WHAT TO PRODUCE:
Write out the records beneath this line exactly as they appear, minus any images.

MATERIAL FOR THIS TASK:
START

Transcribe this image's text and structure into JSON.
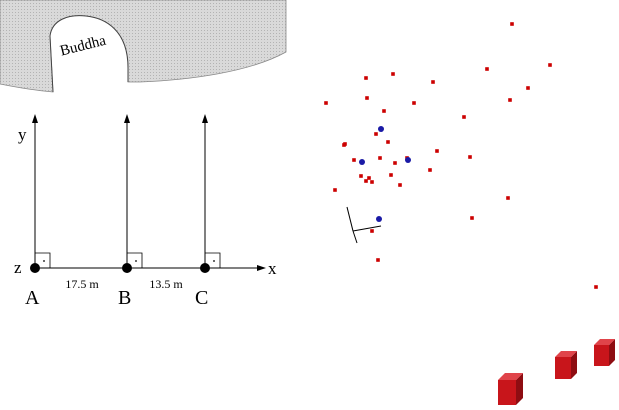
{
  "diagram": {
    "buddha_label": "Buddha",
    "axes": {
      "y_label": "y",
      "z_label": "z",
      "x_label": "x"
    },
    "stations": [
      {
        "name": "A"
      },
      {
        "name": "B"
      },
      {
        "name": "C"
      }
    ],
    "distances": [
      {
        "label": "17.5 m",
        "from": "A",
        "to": "B"
      },
      {
        "label": "13.5 m",
        "from": "B",
        "to": "C"
      }
    ]
  },
  "point_cloud": {
    "colors": {
      "red": "#cc0000",
      "blue": "#1a1aa6",
      "box": "#c8151b"
    },
    "red_point_count": 36,
    "blue_point_count": 4,
    "box_count": 3
  }
}
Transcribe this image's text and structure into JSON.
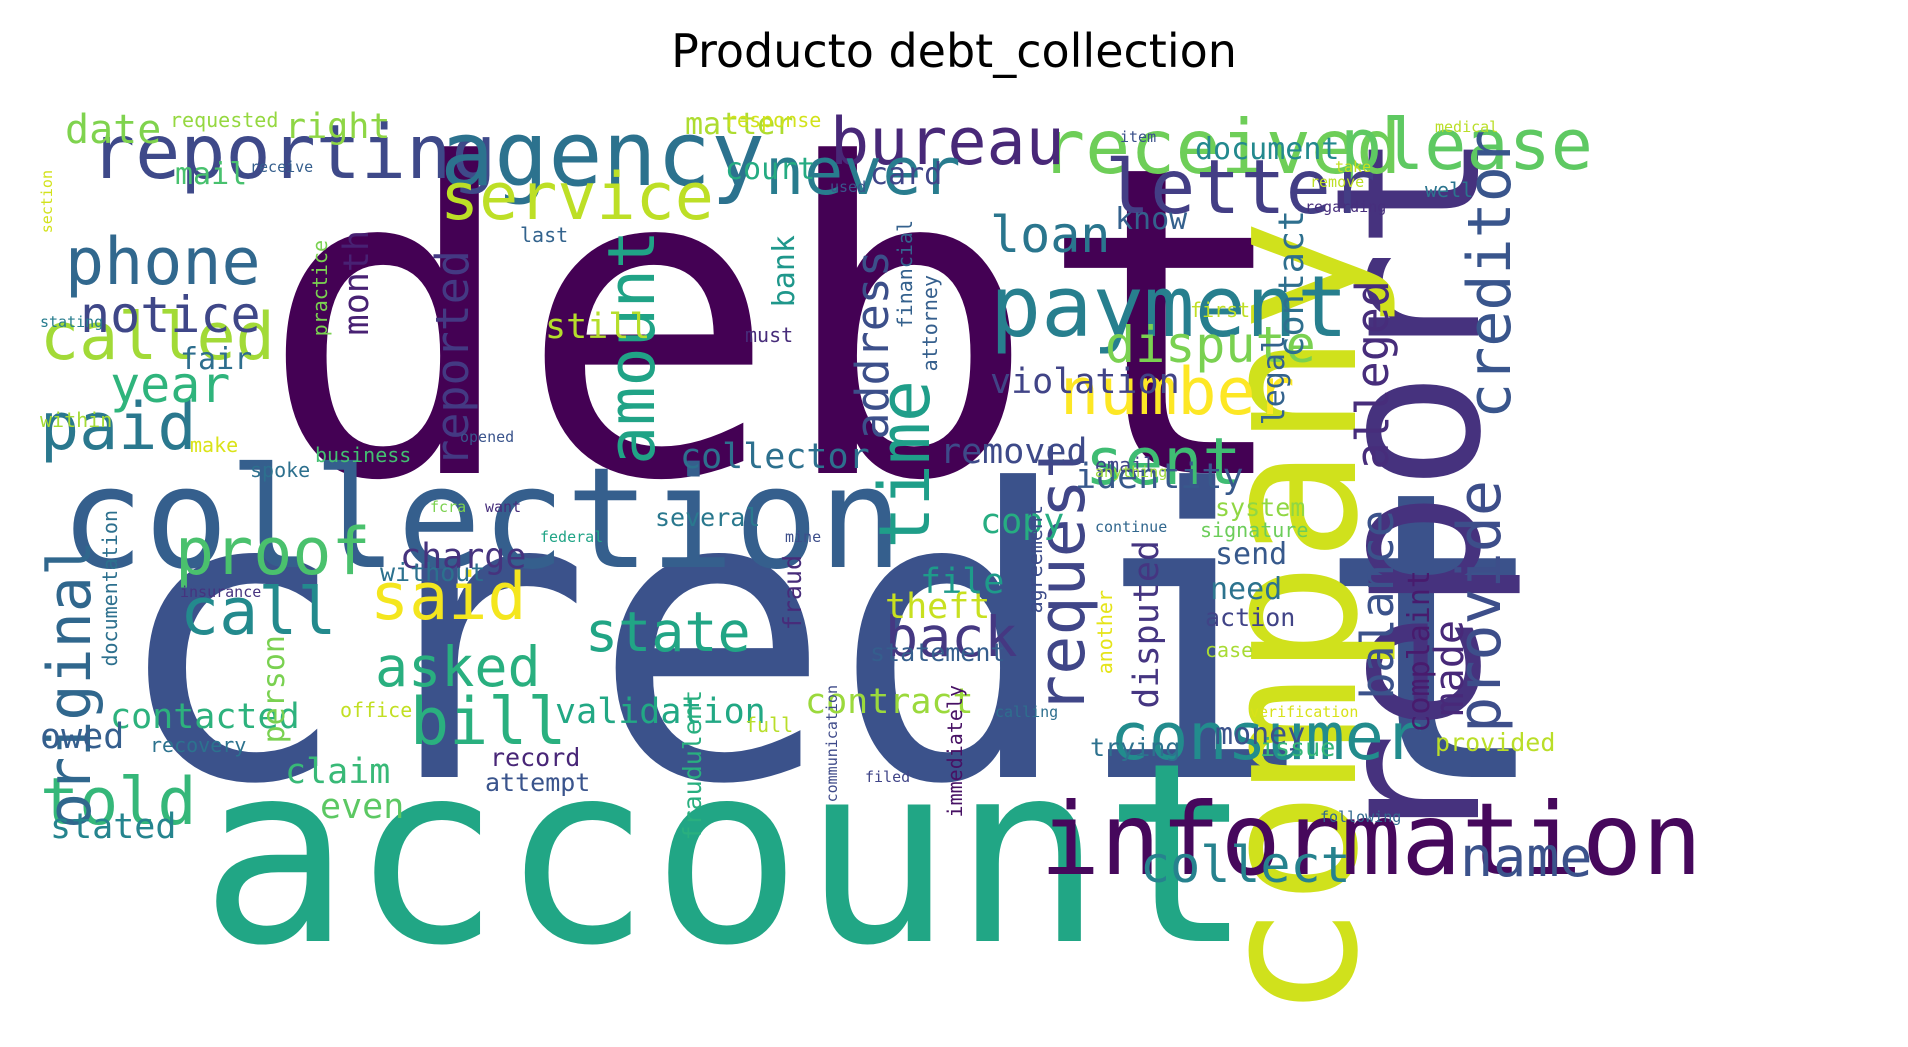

END

CORRECT RESULT:
Transcribe this image's text and structure into JSON.
{
  "diagram": {
    "buddha_label": "Buddha",
    "axes": {
      "y_label": "y",
      "z_label": "z",
      "x_label": "x"
    },
    "stations": [
      {
        "name": "A"
      },
      {
        "name": "B"
      },
      {
        "name": "C"
      }
    ],
    "distances": [
      {
        "label": "17.5 m",
        "from": "A",
        "to": "B"
      },
      {
        "label": "13.5 m",
        "from": "B",
        "to": "C"
      }
    ]
  },
  "point_cloud": {
    "colors": {
      "red": "#cc0000",
      "blue": "#1a1aa6",
      "box": "#c8151b"
    },
    "red_point_count": 36,
    "blue_point_count": 4,
    "box_count": 3
  }
}
Transcribe this image's text and structure into JSON.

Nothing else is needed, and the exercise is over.